- _Written problem_: Quote the whole listing verbatim.

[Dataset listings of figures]
====

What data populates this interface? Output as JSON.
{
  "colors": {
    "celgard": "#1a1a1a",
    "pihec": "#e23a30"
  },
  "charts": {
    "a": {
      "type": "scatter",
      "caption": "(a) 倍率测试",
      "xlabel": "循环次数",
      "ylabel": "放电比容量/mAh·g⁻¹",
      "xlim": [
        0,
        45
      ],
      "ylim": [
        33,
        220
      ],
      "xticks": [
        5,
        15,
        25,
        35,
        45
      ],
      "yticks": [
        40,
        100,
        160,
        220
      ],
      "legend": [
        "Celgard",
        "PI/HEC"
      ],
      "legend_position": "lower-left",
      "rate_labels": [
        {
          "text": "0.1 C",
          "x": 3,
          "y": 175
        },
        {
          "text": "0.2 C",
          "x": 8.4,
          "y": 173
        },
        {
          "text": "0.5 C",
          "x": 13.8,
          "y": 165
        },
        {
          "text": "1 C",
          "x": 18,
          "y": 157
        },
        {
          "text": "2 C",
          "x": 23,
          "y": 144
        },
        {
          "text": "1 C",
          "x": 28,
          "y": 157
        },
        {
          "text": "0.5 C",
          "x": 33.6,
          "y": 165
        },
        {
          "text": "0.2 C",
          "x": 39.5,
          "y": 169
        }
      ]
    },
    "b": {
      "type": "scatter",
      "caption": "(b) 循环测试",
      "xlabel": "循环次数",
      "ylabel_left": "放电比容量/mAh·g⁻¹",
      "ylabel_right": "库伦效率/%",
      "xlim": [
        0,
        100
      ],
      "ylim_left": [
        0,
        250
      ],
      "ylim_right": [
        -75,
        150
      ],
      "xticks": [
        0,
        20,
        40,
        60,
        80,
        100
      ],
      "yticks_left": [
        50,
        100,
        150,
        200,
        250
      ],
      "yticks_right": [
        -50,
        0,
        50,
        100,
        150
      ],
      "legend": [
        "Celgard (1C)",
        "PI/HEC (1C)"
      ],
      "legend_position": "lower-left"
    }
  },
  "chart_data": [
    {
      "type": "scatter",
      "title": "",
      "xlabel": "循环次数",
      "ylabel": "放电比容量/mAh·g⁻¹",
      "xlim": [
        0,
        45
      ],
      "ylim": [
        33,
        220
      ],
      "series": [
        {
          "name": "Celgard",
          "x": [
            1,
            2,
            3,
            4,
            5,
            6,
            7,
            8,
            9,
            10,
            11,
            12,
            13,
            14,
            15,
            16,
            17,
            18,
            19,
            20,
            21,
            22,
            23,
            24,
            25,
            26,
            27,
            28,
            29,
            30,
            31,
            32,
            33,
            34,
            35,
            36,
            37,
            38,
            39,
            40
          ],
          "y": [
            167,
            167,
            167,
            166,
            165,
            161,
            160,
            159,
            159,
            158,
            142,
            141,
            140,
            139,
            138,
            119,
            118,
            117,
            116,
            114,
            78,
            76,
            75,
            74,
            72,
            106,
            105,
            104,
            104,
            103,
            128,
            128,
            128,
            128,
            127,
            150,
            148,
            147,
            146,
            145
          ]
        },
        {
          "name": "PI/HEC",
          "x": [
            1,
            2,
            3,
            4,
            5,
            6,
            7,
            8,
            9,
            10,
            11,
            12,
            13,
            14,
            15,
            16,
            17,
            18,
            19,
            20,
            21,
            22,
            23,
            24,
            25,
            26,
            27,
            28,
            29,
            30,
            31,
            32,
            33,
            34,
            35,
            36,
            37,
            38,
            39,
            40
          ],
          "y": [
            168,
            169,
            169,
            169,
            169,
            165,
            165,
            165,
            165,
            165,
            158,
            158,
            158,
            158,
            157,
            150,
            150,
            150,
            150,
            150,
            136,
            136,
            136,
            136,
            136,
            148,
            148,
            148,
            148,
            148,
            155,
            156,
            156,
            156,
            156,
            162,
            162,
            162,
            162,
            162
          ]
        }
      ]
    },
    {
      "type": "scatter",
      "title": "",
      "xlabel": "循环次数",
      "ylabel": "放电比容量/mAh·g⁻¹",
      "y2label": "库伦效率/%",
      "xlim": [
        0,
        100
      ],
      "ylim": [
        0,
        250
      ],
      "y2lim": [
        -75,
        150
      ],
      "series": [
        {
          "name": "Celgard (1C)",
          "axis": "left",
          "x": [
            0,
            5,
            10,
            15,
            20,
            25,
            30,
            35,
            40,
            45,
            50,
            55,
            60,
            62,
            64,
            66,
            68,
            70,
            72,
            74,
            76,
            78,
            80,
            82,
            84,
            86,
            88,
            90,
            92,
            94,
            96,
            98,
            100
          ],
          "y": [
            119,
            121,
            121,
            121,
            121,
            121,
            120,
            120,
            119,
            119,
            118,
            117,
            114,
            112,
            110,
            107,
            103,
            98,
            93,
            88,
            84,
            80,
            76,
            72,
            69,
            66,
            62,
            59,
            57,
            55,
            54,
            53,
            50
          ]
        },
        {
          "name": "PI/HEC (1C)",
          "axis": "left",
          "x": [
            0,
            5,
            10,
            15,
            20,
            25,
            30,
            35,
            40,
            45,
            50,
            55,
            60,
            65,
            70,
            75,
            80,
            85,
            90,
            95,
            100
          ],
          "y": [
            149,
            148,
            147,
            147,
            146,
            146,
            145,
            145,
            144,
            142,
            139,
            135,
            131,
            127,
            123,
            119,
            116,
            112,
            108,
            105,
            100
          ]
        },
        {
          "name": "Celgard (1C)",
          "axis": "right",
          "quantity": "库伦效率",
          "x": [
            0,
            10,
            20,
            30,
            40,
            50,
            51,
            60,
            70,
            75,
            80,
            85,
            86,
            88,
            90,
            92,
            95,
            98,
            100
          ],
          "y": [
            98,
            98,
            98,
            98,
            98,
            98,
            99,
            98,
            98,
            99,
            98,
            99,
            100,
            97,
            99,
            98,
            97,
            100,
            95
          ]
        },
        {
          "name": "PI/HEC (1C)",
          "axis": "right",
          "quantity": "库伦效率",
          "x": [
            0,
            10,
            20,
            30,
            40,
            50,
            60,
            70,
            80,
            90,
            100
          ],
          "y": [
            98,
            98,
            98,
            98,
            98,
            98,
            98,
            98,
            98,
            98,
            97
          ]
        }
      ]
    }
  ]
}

====

- _Written solution_:
What data populates this interface? Output as JSON.
{
  "colors": {
    "celgard": "#1a1a1a",
    "pihec": "#e23a30"
  },
  "charts": {
    "a": {
      "type": "scatter",
      "caption": "(a) 倍率测试",
      "xlabel": "循环次数",
      "ylabel": "放电比容量/mAh·g⁻¹",
      "xlim": [
        0,
        45
      ],
      "ylim": [
        33,
        220
      ],
      "xticks": [
        5,
        15,
        25,
        35,
        45
      ],
      "yticks": [
        40,
        100,
        160,
        220
      ],
      "legend": [
        "Celgard",
        "PI/HEC"
      ],
      "legend_position": "lower-left",
      "rate_labels": [
        {
          "text": "0.1 C",
          "x": 3,
          "y": 175
        },
        {
          "text": "0.2 C",
          "x": 8.4,
          "y": 173
        },
        {
          "text": "0.5 C",
          "x": 13.8,
          "y": 165
        },
        {
          "text": "1 C",
          "x": 18,
          "y": 157
        },
        {
          "text": "2 C",
          "x": 23,
          "y": 144
        },
        {
          "text": "1 C",
          "x": 28,
          "y": 157
        },
        {
          "text": "0.5 C",
          "x": 33.6,
          "y": 165
        },
        {
          "text": "0.2 C",
          "x": 39.5,
          "y": 169
        }
      ]
    },
    "b": {
      "type": "scatter",
      "caption": "(b) 循环测试",
      "xlabel": "循环次数",
      "ylabel_left": "放电比容量/mAh·g⁻¹",
      "ylabel_right": "库伦效率/%",
      "xlim": [
        0,
        100
      ],
      "ylim_left": [
        0,
        250
      ],
      "ylim_right": [
        -75,
        150
      ],
      "xticks": [
        0,
        20,
        40,
        60,
        80,
        100
      ],
      "yticks_left": [
        50,
        100,
        150,
        200,
        250
      ],
      "yticks_right": [
        -50,
        0,
        50,
        100,
        150
      ],
      "legend": [
        "Celgard (1C)",
        "PI/HEC (1C)"
      ],
      "legend_position": "lower-left"
    }
  },
  "chart_data": [
    {
      "type": "scatter",
      "title": "",
      "xlabel": "循环次数",
      "ylabel": "放电比容量/mAh·g⁻¹",
      "xlim": [
        0,
        45
      ],
      "ylim": [
        33,
        220
      ],
      "series": [
        {
          "name": "Celgard",
          "x": [
            1,
            2,
            3,
            4,
            5,
            6,
            7,
            8,
            9,
            10,
            11,
            12,
            13,
            14,
            15,
            16,
            17,
            18,
            19,
            20,
            21,
            22,
            23,
            24,
            25,
            26,
            27,
            28,
            29,
            30,
            31,
            32,
            33,
            34,
            35,
            36,
            37,
            38,
            39,
            40
          ],
          "y": [
            167,
            167,
            167,
            166,
            165,
            161,
            160,
            159,
            159,
            158,
            142,
            141,
            140,
            139,
            138,
            119,
            118,
            117,
            116,
            114,
            78,
            76,
            75,
            74,
            72,
            106,
            105,
            104,
            104,
            103,
            128,
            128,
            128,
            128,
            127,
            150,
            148,
            147,
            146,
            145
          ]
        },
        {
          "name": "PI/HEC",
          "x": [
            1,
            2,
            3,
            4,
            5,
            6,
            7,
            8,
            9,
            10,
            11,
            12,
            13,
            14,
            15,
            16,
            17,
            18,
            19,
            20,
            21,
            22,
            23,
            24,
            25,
            26,
            27,
            28,
            29,
            30,
            31,
            32,
            33,
            34,
            35,
            36,
            37,
            38,
            39,
            40
          ],
          "y": [
            168,
            169,
            169,
            169,
            169,
            165,
            165,
            165,
            165,
            165,
            158,
            158,
            158,
            158,
            157,
            150,
            150,
            150,
            150,
            150,
            136,
            136,
            136,
            136,
            136,
            148,
            148,
            148,
            148,
            148,
            155,
            156,
            156,
            156,
            156,
            162,
            162,
            162,
            162,
            162
          ]
        }
      ]
    },
    {
      "type": "scatter",
      "title": "",
      "xlabel": "循环次数",
      "ylabel": "放电比容量/mAh·g⁻¹",
      "y2label": "库伦效率/%",
      "xlim": [
        0,
        100
      ],
      "ylim": [
        0,
        250
      ],
      "y2lim": [
        -75,
        150
      ],
      "series": [
        {
          "name": "Celgard (1C)",
          "axis": "left",
          "x": [
            0,
            5,
            10,
            15,
            20,
            25,
            30,
            35,
            40,
            45,
            50,
            55,
            60,
            62,
            64,
            66,
            68,
            70,
            72,
            74,
            76,
            78,
            80,
            82,
            84,
            86,
            88,
            90,
            92,
            94,
            96,
            98,
            100
          ],
          "y": [
            119,
            121,
            121,
            121,
            121,
            121,
            120,
            120,
            119,
            119,
            118,
            117,
            114,
            112,
            110,
            107,
            103,
            98,
            93,
            88,
            84,
            80,
            76,
            72,
            69,
            66,
            62,
            59,
            57,
            55,
            54,
            53,
            50
          ]
        },
        {
          "name": "PI/HEC (1C)",
          "axis": "left",
          "x": [
            0,
            5,
            10,
            15,
            20,
            25,
            30,
            35,
            40,
            45,
            50,
            55,
            60,
            65,
            70,
            75,
            80,
            85,
            90,
            95,
            100
          ],
          "y": [
            149,
            148,
            147,
            147,
            146,
            146,
            145,
            145,
            144,
            142,
            139,
            135,
            131,
            127,
            123,
            119,
            116,
            112,
            108,
            105,
            100
          ]
        },
        {
          "name": "Celgard (1C)",
          "axis": "right",
          "quantity": "库伦效率",
          "x": [
            0,
            10,
            20,
            30,
            40,
            50,
            51,
            60,
            70,
            75,
            80,
            85,
            86,
            88,
            90,
            92,
            95,
            98,
            100
          ],
          "y": [
            98,
            98,
            98,
            98,
            98,
            98,
            99,
            98,
            98,
            99,
            98,
            99,
            100,
            97,
            99,
            98,
            97,
            100,
            95
          ]
        },
        {
          "name": "PI/HEC (1C)",
          "axis": "right",
          "quantity": "库伦效率",
          "x": [
            0,
            10,
            20,
            30,
            40,
            50,
            60,
            70,
            80,
            90,
            100
          ],
          "y": [
            98,
            98,
            98,
            98,
            98,
            98,
            98,
            98,
            98,
            98,
            97
          ]
        }
      ]
    }
  ]
}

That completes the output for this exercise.